The name "Tontine" derives from a financial scheme originated by Neapolitan banker Lorenzo de Tonti, which he introduced in France in the 17th century. Money for the enterprise was to be raised by selling shares of stock to the members of the public, who would later share in the profits from the sale of the homes. It is essentially an annuity, the shares passing on the death of each beneficiary to the surviving partner until all are held by a single shareholder, or being divided among surviving stockholders at the end of a stated period. Although this method of financing was in rather wide use in Europe at the time, the Massachusetts General Court refused articles of incorporation and the project ultimately rested on Bulfinch's meager business talent.

On July 6, 1793, the Columbian Centinel carried the following notice:

The public are hereby informed that a plan is proposed for building a number of convenient, elegant HOUSES, in a central situation, and a scheme of tontine association. The proposals for subscription, and the plans of the Houses, may be seen at the office of Mr. JOHN MARSTON, State-Street." By the end of the month a sufficient number of subscriptions had been received to warrant the letting of contracts for "the framing, and the door-cases and window-frames of the proposed Tontine Building."

The cornerstone was laid on August 8, and the crescent was completed the following year.

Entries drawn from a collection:
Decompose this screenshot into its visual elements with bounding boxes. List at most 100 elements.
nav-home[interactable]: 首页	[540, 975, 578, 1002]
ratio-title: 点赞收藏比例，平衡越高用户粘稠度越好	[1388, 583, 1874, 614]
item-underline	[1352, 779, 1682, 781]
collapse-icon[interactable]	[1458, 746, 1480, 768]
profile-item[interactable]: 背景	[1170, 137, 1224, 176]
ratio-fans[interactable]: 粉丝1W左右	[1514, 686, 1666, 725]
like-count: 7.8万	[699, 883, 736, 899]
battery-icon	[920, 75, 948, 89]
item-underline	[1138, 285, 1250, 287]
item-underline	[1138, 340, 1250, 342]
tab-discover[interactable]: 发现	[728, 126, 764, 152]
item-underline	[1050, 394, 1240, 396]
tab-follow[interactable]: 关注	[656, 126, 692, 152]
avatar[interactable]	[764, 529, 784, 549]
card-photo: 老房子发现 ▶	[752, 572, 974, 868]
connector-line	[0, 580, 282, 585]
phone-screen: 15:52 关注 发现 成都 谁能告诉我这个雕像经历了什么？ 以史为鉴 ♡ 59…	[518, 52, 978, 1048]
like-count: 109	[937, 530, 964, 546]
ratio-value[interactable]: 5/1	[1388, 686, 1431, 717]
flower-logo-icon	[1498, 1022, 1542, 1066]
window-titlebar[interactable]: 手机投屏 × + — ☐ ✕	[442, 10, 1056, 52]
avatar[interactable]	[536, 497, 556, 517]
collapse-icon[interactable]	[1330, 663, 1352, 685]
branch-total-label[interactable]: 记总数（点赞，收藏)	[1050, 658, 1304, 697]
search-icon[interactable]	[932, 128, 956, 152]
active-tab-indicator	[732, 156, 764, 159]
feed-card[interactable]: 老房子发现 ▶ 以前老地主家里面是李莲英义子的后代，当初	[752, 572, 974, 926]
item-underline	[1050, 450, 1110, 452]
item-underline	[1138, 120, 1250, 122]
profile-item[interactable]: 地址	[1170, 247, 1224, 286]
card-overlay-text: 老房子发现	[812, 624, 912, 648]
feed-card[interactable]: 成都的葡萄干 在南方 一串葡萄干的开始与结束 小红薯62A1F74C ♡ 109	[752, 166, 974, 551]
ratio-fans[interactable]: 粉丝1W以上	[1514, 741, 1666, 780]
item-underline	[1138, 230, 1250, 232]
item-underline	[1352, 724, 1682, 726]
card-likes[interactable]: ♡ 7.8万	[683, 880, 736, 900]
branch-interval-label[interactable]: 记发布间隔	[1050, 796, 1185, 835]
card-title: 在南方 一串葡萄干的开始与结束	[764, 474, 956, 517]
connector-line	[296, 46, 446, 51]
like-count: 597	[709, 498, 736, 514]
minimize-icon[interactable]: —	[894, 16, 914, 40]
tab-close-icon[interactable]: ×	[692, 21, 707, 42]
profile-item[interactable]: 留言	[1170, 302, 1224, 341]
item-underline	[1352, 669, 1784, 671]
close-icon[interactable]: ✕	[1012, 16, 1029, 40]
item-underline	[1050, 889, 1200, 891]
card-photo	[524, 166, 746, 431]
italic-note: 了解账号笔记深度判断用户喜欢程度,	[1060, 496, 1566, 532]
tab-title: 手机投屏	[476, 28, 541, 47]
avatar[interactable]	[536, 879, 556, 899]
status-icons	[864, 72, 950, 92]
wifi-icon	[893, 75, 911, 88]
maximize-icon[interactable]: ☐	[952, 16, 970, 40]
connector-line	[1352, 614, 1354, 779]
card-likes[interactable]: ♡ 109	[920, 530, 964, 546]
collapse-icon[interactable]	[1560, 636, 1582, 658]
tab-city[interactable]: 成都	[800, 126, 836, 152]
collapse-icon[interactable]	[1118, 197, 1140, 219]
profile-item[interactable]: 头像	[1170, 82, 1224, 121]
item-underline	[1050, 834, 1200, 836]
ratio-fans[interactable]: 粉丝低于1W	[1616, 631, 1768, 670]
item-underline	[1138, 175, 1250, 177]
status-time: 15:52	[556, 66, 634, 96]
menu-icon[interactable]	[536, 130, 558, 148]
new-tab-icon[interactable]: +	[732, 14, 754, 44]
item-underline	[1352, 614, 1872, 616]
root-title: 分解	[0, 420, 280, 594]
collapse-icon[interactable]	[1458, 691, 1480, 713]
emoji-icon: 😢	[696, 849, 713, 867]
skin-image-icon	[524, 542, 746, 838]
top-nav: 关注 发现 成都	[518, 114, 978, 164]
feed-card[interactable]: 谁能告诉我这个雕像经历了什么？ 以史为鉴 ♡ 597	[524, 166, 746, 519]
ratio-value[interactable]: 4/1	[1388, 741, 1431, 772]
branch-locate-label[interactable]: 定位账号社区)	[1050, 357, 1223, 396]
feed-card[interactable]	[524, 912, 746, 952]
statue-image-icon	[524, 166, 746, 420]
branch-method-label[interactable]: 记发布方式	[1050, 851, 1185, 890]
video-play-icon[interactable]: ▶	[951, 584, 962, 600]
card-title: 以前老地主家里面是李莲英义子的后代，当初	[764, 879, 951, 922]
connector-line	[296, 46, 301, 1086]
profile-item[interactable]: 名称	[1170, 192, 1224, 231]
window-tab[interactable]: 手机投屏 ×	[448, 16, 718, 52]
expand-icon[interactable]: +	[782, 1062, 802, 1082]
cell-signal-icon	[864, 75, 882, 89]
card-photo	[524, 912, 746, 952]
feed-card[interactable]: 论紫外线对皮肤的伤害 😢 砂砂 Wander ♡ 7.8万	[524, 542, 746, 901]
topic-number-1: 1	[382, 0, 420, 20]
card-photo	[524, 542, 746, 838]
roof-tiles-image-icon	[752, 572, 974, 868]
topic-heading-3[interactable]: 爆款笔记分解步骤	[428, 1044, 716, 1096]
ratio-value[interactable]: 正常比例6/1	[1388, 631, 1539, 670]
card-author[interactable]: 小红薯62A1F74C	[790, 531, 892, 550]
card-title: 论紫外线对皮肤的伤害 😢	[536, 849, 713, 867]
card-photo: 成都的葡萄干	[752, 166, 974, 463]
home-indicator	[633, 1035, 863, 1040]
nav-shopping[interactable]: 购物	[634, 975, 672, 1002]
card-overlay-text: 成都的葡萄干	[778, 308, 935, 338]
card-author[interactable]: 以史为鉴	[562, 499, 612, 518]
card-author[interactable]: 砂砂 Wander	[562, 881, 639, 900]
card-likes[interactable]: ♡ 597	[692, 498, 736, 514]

• INSTRUCTIONS TO FOLLOW: Can you pick up the passage on the Tontine building scheme and continue it from its last sentence? The listing is separate material with no tie to the passage on the Tontine scheme.

• RESULT OF THE EXERCISE:
Building began with less than 50% of the shares taken up and continued in a discouraging atmosphere created by the prolonged negotiations over the Jay Treaty. Bulfinch completed the project, including its complementary file of four double houses facing across the grass plot (17-24 Franklin Place), but in so doing sacrificed both his and his wife's fortunes. As events proved, the Crescent was far too ambitious an idea for either the man or the times, and he and his family were ruined by his determination to finish it at all costs. However, he was gratified "in knowing that not one of my creditors was materially injured, many were secured the full amount, and the deduction on the balance due to workmen did not exceed 10 PC on their entire bills."

Bulfinch's first attempt to introduce monumental town planning into Boston, the Crescent was an interesting failure, unlike any other building in America. In fact, not even London had a crescent at the time; the architect relied for his model primarily on examples he had seen in Bath—a memory reinforced by a folio of Bath pictures preserved in his library. The Crescent no doubt also owed something to the well-known plan Robert Adam devised for two half circles of connecting houses as an extension of London's Portland Place, as well as certain examples Bulfinch had seen in Paris. In architectural detail, the Crescent recalls the Adelphi Terrace, which Bulfinch knew both as a center of Neoclassical building in London and as the haunt of exiled Tory relatives and family friends. (Adelphi too was a financial disaster, and the Adam brothers saved their project only through a lottery and the sale of their art collections; Bulfinch lacked such resources.)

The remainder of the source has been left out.